**Written instruction**
Using the entries that follow, collect the lines where the word "Brokers" appears.

═════ Supplied information

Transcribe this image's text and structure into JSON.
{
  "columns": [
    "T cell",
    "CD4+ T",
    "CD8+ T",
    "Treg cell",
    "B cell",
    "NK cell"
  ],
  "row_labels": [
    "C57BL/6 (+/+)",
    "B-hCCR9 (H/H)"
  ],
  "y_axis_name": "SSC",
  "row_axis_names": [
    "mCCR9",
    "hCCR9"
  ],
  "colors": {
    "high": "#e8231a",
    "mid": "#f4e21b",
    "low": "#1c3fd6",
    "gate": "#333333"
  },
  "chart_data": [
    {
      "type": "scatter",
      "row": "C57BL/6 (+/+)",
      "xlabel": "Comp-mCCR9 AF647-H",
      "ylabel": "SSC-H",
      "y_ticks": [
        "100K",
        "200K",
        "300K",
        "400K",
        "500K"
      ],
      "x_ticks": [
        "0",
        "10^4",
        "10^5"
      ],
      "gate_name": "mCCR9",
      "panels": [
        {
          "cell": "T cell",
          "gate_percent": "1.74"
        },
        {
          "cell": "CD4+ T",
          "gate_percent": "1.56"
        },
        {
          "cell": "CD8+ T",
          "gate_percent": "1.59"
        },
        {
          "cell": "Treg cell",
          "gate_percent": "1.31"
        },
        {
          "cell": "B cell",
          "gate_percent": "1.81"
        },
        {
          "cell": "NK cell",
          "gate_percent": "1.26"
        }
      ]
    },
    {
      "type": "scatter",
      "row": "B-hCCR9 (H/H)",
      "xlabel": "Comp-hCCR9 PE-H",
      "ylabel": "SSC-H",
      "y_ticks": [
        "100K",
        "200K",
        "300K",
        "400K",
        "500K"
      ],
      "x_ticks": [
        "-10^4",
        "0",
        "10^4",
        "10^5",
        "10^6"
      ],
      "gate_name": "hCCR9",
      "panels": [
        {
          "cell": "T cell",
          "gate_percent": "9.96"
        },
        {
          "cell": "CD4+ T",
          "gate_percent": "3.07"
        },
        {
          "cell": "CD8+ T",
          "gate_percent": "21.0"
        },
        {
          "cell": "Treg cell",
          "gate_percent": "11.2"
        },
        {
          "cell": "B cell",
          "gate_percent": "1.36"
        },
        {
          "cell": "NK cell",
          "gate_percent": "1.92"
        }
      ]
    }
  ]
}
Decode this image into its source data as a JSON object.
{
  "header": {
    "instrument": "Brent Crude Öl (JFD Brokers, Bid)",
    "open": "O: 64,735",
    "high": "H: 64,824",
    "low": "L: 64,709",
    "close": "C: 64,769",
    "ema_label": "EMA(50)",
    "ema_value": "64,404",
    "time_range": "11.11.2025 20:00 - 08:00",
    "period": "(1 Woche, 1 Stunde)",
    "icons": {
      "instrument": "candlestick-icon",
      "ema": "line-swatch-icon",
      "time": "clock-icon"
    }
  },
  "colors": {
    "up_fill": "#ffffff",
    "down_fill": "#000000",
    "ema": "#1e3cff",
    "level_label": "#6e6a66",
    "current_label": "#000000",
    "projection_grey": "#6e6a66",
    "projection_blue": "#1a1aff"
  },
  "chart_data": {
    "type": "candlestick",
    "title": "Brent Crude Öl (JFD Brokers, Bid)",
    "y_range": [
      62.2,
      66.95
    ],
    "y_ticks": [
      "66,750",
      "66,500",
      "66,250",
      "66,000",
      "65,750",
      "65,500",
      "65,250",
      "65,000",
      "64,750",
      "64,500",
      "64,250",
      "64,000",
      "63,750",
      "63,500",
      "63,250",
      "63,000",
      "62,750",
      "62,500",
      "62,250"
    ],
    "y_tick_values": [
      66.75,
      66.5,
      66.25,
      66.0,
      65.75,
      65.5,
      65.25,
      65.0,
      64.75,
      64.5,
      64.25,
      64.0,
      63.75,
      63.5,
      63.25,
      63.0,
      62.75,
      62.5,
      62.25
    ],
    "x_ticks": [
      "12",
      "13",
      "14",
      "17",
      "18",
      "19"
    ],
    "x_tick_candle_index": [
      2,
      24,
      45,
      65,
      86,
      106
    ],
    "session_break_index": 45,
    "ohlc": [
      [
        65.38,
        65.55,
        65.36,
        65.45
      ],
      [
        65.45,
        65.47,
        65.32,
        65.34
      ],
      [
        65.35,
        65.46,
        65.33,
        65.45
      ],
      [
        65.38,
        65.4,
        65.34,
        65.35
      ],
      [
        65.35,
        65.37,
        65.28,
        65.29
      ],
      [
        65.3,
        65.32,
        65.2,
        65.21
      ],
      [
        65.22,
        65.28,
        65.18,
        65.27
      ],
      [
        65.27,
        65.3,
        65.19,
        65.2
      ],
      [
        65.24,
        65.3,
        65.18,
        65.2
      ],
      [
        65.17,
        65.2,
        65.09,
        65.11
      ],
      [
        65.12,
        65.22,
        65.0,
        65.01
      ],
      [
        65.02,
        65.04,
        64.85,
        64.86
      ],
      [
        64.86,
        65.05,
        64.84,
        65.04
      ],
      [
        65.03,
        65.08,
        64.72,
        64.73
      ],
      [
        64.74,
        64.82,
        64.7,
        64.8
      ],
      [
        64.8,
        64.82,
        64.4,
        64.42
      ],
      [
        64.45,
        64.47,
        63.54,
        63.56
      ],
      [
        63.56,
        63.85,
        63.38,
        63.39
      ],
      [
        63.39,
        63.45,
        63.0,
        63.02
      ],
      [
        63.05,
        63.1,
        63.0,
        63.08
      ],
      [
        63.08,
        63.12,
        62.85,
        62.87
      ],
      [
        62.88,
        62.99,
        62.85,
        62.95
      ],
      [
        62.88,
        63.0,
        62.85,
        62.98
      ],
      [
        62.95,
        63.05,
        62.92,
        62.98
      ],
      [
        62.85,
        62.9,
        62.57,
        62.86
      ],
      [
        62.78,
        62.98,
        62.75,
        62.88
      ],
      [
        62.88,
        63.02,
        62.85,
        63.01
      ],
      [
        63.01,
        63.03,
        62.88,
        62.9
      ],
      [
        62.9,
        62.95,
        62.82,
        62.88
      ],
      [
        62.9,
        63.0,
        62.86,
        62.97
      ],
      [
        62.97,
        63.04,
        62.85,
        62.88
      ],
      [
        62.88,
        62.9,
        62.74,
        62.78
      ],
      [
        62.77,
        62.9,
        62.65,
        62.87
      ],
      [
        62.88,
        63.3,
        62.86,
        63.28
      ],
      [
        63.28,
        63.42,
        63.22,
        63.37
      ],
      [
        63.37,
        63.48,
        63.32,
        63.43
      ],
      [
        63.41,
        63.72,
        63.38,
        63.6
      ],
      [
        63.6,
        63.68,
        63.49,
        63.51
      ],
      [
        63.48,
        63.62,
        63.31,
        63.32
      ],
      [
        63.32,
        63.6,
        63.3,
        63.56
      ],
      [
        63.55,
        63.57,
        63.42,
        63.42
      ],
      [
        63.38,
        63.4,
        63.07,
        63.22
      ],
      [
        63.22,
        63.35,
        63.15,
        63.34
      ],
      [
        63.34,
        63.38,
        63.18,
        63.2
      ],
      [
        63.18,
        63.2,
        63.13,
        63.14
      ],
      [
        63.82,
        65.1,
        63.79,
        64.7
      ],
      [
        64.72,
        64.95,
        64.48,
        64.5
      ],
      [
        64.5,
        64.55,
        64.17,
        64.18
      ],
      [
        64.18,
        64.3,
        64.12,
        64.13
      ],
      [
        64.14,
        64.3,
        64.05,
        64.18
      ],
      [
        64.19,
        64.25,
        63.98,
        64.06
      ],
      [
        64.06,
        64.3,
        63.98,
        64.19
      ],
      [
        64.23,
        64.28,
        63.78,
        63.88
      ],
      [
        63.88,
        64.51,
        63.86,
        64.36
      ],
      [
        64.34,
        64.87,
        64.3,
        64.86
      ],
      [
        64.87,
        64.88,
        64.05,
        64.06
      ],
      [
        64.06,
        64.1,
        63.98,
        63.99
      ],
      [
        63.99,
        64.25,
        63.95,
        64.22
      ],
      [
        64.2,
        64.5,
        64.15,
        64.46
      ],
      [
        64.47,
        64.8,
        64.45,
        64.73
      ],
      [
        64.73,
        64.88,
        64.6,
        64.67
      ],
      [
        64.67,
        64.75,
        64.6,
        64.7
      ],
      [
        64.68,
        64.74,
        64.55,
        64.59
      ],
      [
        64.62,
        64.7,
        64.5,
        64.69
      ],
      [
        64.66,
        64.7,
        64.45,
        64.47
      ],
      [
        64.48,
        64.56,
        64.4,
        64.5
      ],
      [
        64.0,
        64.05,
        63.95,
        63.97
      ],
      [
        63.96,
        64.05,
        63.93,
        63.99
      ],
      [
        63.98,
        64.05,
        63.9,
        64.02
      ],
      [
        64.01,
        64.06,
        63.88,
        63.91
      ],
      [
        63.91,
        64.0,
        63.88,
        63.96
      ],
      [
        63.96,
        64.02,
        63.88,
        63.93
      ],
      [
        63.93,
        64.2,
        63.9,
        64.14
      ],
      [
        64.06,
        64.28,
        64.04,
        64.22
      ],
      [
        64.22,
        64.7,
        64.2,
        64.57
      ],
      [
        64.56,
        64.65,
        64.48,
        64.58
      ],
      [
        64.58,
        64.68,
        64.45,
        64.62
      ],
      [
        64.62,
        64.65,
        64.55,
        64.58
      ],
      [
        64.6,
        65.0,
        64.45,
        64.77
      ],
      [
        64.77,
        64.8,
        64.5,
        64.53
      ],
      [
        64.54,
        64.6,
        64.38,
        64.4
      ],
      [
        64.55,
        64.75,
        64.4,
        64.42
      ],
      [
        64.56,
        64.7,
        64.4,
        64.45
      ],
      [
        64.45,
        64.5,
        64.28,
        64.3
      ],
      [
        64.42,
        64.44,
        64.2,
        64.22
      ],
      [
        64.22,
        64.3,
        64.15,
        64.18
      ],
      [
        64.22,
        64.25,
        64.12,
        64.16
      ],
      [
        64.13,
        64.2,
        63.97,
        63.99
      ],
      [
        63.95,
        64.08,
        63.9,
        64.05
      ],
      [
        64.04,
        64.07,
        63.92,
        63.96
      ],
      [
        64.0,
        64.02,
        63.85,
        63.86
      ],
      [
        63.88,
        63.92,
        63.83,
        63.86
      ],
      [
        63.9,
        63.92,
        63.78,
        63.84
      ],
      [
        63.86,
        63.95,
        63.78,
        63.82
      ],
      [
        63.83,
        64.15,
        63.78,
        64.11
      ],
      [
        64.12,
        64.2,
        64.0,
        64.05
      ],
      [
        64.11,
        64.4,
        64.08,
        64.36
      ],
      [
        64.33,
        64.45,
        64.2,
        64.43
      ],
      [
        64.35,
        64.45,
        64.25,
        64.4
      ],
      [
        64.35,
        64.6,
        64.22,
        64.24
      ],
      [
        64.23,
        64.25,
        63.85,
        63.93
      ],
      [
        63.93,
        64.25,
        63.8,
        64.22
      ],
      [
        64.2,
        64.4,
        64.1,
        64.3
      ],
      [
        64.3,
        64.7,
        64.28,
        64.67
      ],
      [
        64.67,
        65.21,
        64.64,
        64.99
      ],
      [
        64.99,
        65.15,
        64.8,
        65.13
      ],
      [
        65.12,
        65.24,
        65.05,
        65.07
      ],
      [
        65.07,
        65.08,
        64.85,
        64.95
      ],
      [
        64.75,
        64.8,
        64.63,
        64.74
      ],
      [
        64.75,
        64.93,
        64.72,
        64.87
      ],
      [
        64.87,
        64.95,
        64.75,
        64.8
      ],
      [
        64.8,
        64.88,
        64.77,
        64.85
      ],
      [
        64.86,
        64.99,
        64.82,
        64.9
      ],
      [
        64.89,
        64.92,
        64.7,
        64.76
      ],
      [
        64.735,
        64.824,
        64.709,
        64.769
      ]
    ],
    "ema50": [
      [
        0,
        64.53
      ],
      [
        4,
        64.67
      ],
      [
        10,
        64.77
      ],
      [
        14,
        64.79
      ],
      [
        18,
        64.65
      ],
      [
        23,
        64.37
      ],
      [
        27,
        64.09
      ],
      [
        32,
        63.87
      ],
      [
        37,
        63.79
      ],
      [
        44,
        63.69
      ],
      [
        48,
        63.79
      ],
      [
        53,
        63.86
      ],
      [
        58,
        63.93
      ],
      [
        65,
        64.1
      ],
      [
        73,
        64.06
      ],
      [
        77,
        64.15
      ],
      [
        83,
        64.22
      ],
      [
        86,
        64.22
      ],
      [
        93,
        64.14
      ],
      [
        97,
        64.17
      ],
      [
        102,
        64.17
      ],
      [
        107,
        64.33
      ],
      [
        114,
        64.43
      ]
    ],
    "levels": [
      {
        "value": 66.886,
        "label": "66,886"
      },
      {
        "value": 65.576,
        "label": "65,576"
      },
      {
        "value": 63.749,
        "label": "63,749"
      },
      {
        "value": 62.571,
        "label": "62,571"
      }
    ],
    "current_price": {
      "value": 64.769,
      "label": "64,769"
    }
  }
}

══════════

**Result of this task**
    "instrument": "Brent Crude Öl (JFD Brokers, Bid)",
    "title": "Brent Crude Öl (JFD Brokers, Bid)",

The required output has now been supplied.